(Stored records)
━━━━━━━━━━━━━━━━━━━━━━━━━━━━━━

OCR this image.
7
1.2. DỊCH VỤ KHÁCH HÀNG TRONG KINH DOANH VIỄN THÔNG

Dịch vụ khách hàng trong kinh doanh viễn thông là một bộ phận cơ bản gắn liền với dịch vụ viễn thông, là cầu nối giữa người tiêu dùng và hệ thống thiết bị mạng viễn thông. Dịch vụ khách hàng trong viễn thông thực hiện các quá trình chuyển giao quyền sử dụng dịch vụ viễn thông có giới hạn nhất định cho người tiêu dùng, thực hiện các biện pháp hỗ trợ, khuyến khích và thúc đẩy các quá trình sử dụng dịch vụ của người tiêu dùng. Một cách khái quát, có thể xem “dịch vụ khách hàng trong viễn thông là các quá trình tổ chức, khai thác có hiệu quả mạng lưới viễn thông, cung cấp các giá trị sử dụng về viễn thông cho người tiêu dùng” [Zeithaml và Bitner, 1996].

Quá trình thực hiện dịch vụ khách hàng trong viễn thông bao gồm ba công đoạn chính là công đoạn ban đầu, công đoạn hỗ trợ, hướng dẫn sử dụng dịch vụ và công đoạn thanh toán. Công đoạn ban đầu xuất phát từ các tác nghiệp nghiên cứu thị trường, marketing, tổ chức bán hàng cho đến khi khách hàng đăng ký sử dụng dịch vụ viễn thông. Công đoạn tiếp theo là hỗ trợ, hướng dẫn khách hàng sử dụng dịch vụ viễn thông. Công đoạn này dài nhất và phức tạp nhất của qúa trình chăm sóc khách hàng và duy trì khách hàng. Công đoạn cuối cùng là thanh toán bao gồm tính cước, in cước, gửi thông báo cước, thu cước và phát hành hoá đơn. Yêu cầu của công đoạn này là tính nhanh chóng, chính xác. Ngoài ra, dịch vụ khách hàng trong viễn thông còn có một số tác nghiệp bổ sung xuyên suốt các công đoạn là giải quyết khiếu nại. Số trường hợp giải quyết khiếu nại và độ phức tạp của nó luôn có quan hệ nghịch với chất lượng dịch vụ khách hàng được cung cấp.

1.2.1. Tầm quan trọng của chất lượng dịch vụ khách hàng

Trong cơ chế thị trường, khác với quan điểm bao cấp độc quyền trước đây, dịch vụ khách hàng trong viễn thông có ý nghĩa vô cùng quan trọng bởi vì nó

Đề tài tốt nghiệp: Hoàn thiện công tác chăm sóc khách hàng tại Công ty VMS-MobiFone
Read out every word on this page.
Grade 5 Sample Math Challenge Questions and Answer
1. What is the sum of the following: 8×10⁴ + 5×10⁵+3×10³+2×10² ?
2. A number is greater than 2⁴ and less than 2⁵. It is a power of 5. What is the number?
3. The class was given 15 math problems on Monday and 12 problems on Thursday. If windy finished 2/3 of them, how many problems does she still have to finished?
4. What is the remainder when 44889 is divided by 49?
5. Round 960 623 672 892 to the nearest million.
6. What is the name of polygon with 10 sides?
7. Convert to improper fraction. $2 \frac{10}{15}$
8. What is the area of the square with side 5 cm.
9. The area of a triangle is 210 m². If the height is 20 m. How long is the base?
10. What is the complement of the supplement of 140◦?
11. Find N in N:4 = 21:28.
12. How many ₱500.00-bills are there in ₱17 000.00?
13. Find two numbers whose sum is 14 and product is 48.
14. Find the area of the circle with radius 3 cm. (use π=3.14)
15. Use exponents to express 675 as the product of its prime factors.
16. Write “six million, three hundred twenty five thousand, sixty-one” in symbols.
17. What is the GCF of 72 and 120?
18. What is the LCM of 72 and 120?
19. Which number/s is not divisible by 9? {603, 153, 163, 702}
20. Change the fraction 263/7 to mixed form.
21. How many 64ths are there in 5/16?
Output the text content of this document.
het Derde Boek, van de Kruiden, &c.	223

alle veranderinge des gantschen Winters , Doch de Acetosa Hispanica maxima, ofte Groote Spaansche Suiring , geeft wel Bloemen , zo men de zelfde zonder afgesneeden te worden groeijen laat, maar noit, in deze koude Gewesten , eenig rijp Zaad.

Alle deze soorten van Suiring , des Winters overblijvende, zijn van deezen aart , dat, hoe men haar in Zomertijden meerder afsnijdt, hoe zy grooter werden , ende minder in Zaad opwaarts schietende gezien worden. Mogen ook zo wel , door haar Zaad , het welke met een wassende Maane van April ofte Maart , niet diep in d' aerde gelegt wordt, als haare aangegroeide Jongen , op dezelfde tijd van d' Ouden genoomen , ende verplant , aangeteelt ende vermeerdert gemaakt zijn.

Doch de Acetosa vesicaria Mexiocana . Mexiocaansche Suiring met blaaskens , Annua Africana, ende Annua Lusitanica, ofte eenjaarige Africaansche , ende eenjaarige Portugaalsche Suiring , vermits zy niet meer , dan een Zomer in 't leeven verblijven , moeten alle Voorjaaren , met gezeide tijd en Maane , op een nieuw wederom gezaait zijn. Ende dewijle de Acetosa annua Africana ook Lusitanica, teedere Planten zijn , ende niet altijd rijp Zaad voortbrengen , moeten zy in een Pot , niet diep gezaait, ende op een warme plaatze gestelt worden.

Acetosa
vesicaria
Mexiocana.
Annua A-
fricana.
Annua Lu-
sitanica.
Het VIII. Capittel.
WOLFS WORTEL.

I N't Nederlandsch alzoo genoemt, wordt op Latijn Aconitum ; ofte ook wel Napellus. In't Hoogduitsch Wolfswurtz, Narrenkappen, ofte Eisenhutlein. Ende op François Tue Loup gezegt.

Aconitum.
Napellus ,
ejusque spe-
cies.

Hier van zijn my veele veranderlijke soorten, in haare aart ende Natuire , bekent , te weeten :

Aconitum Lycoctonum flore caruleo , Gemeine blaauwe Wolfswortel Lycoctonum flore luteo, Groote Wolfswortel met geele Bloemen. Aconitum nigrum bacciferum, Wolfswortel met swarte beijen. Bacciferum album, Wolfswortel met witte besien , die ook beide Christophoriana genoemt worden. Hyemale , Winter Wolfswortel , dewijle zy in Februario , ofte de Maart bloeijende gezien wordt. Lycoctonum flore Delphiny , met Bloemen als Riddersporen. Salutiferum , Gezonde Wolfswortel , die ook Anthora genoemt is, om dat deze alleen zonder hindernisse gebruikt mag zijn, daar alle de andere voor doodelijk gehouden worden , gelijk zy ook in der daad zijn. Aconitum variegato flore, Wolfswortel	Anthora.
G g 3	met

━━━━━━━━━━━━━━━━━━━━━━━━━━━━━━

▸ What the task requires
How many of the lines in the listing above hold the word "fraction"? Report only that figure.

▸ Expected output
2